#### Source text:
════════

They are not projected to be selected in the same round. Beckham, who has more speed and was also a standout return man, is expected to go in the first round. NFL Network draft analyst Mike Mayock said Beckham would likely be the third or fourth receiver selected.

“Beckham is an explosive kid with return skills,” Mayock said, adding that the 6-foot, 193-pound receiver “gets in and out of breaks as well as any receiver in this draft,” and, “has good size.”

Landry’s draft grades haven’t been as high, primarily because of his 4.77 40-yard time at the NFL combine, the slowest of 45 receivers there. He did, however, run a 4.51 at LSU’s pro day in April.

Analysts have speculated Landry will be taken in the second or third rounds because of his perceived lack of speed. Mayock likes him.

“One of my favorite players in the draft is Jarvis Landry,” Mayock said. “Not fast, but one of the toughest players in this draft. I think he’s a value in the third round.”

Beckham, however, is bothered by the thought of Landry being anything other than a first-round pick. Certainly, he’s biased, having referred to Landry as “the brother I never had.”

════════

#### Task item:
In the passage on the draft prospects, what 40-yard time did Landry run at the NFL combine?

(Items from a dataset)
════════

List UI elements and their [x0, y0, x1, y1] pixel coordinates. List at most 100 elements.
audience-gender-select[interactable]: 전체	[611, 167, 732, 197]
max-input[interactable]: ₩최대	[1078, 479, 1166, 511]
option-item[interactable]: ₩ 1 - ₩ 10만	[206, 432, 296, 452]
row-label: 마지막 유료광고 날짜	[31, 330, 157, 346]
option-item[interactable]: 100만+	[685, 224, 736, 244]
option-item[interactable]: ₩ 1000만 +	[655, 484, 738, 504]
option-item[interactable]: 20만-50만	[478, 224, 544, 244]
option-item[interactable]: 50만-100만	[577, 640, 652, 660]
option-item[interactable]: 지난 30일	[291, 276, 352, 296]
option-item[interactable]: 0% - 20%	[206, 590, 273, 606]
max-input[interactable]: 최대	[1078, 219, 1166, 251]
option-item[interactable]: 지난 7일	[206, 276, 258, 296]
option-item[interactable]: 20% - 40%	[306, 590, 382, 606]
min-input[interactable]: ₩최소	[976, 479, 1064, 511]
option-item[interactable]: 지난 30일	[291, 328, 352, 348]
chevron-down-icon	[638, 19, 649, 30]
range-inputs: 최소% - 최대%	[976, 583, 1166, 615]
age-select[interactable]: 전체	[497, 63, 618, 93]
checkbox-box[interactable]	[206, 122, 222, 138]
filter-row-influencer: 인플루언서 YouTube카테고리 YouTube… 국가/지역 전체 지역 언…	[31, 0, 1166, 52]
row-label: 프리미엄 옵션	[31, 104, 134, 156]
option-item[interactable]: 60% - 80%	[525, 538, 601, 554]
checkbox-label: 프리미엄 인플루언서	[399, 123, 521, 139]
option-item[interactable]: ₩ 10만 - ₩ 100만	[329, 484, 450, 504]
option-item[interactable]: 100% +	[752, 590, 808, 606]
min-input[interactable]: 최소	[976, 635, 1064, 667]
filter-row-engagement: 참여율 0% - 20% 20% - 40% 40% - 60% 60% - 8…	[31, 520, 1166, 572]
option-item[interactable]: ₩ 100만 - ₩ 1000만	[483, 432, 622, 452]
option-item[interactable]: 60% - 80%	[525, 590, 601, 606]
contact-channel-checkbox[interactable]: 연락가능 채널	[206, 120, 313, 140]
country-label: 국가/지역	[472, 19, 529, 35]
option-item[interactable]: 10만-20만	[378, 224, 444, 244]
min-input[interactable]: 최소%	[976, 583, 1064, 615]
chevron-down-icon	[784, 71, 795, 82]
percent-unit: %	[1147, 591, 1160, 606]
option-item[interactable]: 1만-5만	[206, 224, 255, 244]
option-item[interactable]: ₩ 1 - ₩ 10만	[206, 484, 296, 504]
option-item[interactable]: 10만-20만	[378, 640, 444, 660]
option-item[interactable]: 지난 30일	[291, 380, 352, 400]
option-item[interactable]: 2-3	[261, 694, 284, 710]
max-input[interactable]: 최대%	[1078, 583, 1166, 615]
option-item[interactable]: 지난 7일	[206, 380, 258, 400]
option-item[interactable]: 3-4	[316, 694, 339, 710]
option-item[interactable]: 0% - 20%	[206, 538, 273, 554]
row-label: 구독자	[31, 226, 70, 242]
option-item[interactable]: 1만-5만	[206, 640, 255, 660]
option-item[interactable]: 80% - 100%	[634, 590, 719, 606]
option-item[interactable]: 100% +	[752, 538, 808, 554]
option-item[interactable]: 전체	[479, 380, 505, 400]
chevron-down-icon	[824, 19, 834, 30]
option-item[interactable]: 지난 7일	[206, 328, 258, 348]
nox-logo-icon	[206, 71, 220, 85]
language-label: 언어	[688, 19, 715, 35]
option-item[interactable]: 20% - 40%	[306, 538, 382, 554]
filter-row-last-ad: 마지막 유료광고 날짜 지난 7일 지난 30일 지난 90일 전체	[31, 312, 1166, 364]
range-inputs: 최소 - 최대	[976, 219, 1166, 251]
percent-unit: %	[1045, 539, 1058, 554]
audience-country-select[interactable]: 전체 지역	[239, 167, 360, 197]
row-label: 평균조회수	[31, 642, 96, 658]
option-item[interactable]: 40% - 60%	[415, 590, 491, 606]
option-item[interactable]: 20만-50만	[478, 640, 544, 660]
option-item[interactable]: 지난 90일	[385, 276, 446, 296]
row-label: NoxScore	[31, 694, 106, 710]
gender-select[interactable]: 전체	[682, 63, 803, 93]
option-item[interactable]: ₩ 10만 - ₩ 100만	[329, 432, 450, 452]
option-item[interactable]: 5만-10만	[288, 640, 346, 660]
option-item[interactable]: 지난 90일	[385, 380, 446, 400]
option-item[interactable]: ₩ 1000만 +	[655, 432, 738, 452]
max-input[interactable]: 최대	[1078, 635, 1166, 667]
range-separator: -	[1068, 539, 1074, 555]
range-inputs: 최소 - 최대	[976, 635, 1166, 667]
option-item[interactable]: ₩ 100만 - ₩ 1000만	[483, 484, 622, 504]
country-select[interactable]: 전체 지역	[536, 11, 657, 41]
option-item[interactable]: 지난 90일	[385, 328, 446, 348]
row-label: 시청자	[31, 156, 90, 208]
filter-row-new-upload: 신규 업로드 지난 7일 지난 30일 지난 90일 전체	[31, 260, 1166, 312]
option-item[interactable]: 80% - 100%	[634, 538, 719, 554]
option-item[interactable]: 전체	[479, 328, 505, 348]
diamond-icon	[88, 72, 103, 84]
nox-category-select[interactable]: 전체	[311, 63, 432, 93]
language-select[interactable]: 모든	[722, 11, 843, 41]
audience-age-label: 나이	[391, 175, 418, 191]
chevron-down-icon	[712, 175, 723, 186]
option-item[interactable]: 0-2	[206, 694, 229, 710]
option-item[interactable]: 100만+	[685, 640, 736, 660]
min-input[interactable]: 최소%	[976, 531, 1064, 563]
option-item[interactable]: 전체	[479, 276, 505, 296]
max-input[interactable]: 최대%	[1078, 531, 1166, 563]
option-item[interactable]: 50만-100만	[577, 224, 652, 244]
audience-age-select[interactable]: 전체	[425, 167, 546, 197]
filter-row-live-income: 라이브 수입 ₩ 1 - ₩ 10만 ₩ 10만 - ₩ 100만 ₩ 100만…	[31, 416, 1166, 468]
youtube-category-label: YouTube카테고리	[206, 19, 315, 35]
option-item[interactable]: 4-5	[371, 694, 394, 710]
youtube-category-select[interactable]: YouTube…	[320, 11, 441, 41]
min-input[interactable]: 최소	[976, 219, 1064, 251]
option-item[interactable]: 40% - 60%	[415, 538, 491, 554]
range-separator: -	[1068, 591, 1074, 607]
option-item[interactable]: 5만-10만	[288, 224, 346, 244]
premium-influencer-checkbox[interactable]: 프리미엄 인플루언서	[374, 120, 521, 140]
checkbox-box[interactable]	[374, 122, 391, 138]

════════

#### Solution for this exercise:
4.77